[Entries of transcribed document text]

****************************************

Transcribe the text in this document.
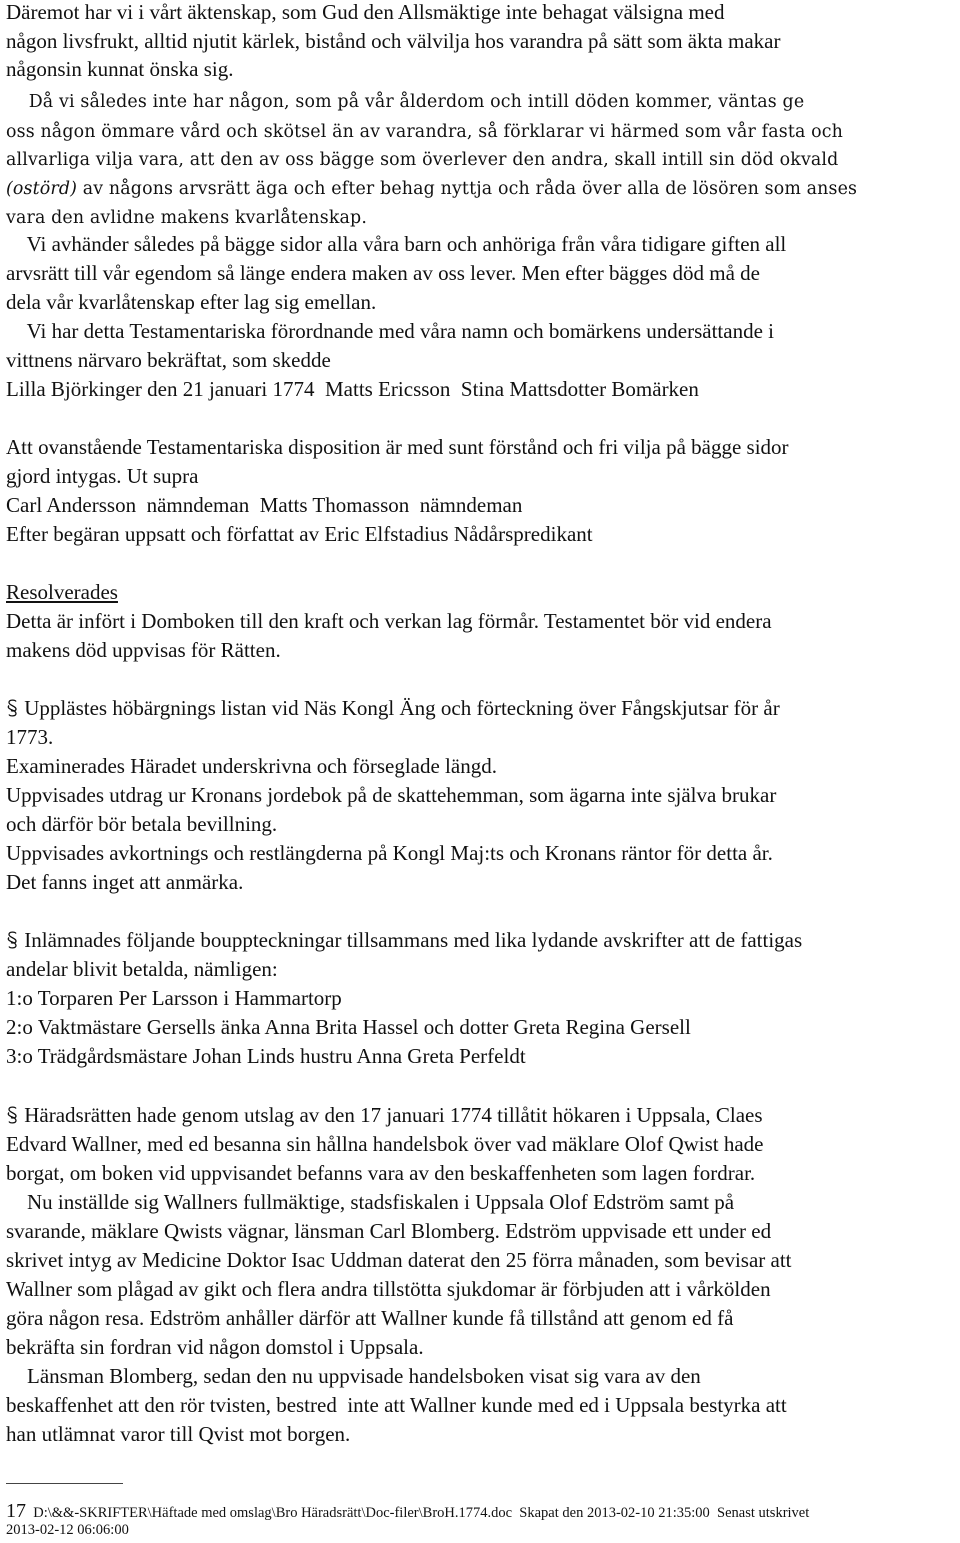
Däremot har vi i vårt äktenskap, som Gud den Allsmäktige inte behagat välsigna med
någon livsfrukt, alltid njutit kärlek, bistånd och välvilja hos varandra på sätt som äkta makar
någonsin kunnat önska sig.
Då vi således inte har någon, som på vår ålderdom och intill döden kommer, väntas ge
oss någon ömmare vård och skötsel än av varandra, så förklarar vi härmed som vår fasta och
allvarliga vilja vara, att den av oss bägge som överlever den andra, skall intill sin död okvald
(ostörd) av någons arvsrätt äga och efter behag nyttja och råda över alla de lösören som anses
vara den avlidne makens kvarlåtenskap.
Vi avhänder således på bägge sidor alla våra barn och anhöriga från våra tidigare giften all
arvsrätt till vår egendom så länge endera maken av oss lever. Men efter bägges död må de
dela vår kvarlåtenskap efter lag sig emellan.
Vi har detta Testamentariska förordnande med våra namn och bomärkens undersättande i
vittnens närvaro bekräftat, som skedde
Lilla Björkinger den 21 januari 1774  Matts Ericsson  Stina Mattsdotter Bomärken
Att ovanstående Testamentariska disposition är med sunt förstånd och fri vilja på bägge sidor
gjord intygas. Ut supra
Carl Andersson  nämndeman  Matts Thomasson  nämndeman
Efter begäran uppsatt och författat av Eric Elfstadius Nådårspredikant
Resolverades
Detta är infört i Domboken till den kraft och verkan lag förmår. Testamentet bör vid endera
makens död uppvisas för Rätten.
Upplästes höbärgnings listan vid Näs Kongl Äng och förteckning över Fångskjutsar för år
1773.
Examinerades Häradet underskrivna och förseglade längd.
Uppvisades utdrag ur Kronans jordebok på de skattehemman, som ägarna inte själva brukar
och därför bör betala bevillning.
Uppvisades avkortnings och restlängderna på Kongl Maj:ts och Kronans räntor för detta år.
Det fanns inget att anmärka.
Inlämnades följande bouppteckningar tillsammans med lika lydande avskrifter att de fattigas
andelar blivit betalda, nämligen:
1:o Torparen Per Larsson i Hammartorp
2:o Vaktmästare Gersells änka Anna Brita Hassel och dotter Greta Regina Gersell
3:o Trädgårdsmästare Johan Linds hustru Anna Greta Perfeldt
Häradsrätten hade genom utslag av den 17 januari 1774 tillåtit hökaren i Uppsala, Claes
Edvard Wallner, med ed besanna sin hållna handelsbok över vad mäklare Olof Qwist hade
borgat, om boken vid uppvisandet befanns vara av den beskaffenheten som lagen fordrar.
Nu inställde sig Wallners fullmäktige, stadsfiskalen i Uppsala Olof Edström samt på
svarande, mäklare Qwists vägnar, länsman Carl Blomberg. Edström uppvisade ett under ed
skrivet intyg av Medicine Doktor Isac Uddman daterat den 25 förra månaden, som bevisar att
Wallner som plågad av gikt och flera andra tillstötta sjukdomar är förbjuden att i vårkölden
göra någon resa. Edström anhåller därför att Wallner kunde få tillstånd att genom ed få
bekräfta sin fordran vid någon domstol i Uppsala.
Länsman Blomberg, sedan den nu uppvisade handelsboken visat sig vara av den
beskaffenhet att den rör tvisten, bestred  inte att Wallner kunde med ed i Uppsala bestyrka att
han utlämnat varor till Qvist mot borgen.
17 D:\&&-SKRIFTER\Häftade med omslag\Bro Häradsrätt\Doc-filer\BroH.1774.doc  Skapat den 2013-02-10 21:35:00  Senast utskrivet
2013-02-12 06:06:00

****************************************

Work to complete
All that is needed is the data above, repeated exactly, without the pictures.

The completed task
Transcribe the text in this document.
Däremot har vi i vårt äktenskap, som Gud den Allsmäktige inte behagat välsigna med
någon livsfrukt, alltid njutit kärlek, bistånd och välvilja hos varandra på sätt som äkta makar
någonsin kunnat önska sig.
Då vi således inte har någon, som på vår ålderdom och intill döden kommer, väntas ge
oss någon ömmare vård och skötsel än av varandra, så förklarar vi härmed som vår fasta och
allvarliga vilja vara, att den av oss bägge som överlever den andra, skall intill sin död okvald
(ostörd) av någons arvsrätt äga och efter behag nyttja och råda över alla de lösören som anses
vara den avlidne makens kvarlåtenskap.
Vi avhänder således på bägge sidor alla våra barn och anhöriga från våra tidigare giften all
arvsrätt till vår egendom så länge endera maken av oss lever. Men efter bägges död må de
dela vår kvarlåtenskap efter lag sig emellan.
Vi har detta Testamentariska förordnande med våra namn och bomärkens undersättande i
vittnens närvaro bekräftat, som skedde
Lilla Björkinger den 21 januari 1774  Matts Ericsson  Stina Mattsdotter Bomärken
Att ovanstående Testamentariska disposition är med sunt förstånd och fri vilja på bägge sidor
gjord intygas. Ut supra
Carl Andersson  nämndeman  Matts Thomasson  nämndeman
Efter begäran uppsatt och författat av Eric Elfstadius Nådårspredikant
Resolverades
Detta är infört i Domboken till den kraft och verkan lag förmår. Testamentet bör vid endera
makens död uppvisas för Rätten.
Upplästes höbärgnings listan vid Näs Kongl Äng och förteckning över Fångskjutsar för år
1773.
Examinerades Häradet underskrivna och förseglade längd.
Uppvisades utdrag ur Kronans jordebok på de skattehemman, som ägarna inte själva brukar
och därför bör betala bevillning.
Uppvisades avkortnings och restlängderna på Kongl Maj:ts och Kronans räntor för detta år.
Det fanns inget att anmärka.
Inlämnades följande bouppteckningar tillsammans med lika lydande avskrifter att de fattigas
andelar blivit betalda, nämligen:
1:o Torparen Per Larsson i Hammartorp
2:o Vaktmästare Gersells änka Anna Brita Hassel och dotter Greta Regina Gersell
3:o Trädgårdsmästare Johan Linds hustru Anna Greta Perfeldt
Häradsrätten hade genom utslag av den 17 januari 1774 tillåtit hökaren i Uppsala, Claes
Edvard Wallner, med ed besanna sin hållna handelsbok över vad mäklare Olof Qwist hade
borgat, om boken vid uppvisandet befanns vara av den beskaffenheten som lagen fordrar.
Nu inställde sig Wallners fullmäktige, stadsfiskalen i Uppsala Olof Edström samt på
svarande, mäklare Qwists vägnar, länsman Carl Blomberg. Edström uppvisade ett under ed
skrivet intyg av Medicine Doktor Isac Uddman daterat den 25 förra månaden, som bevisar att
Wallner som plågad av gikt och flera andra tillstötta sjukdomar är förbjuden att i vårkölden
göra någon resa. Edström anhåller därför att Wallner kunde få tillstånd att genom ed få
bekräfta sin fordran vid någon domstol i Uppsala.
Länsman Blomberg, sedan den nu uppvisade handelsboken visat sig vara av den
beskaffenhet att den rör tvisten, bestred  inte att Wallner kunde med ed i Uppsala bestyrka att
han utlämnat varor till Qvist mot borgen.
17 D:\&&-SKRIFTER\Häftade med omslag\Bro Häradsrätt\Doc-filer\BroH.1774.doc  Skapat den 2013-02-10 21:35:00  Senast utskrivet
2013-02-12 06:06:00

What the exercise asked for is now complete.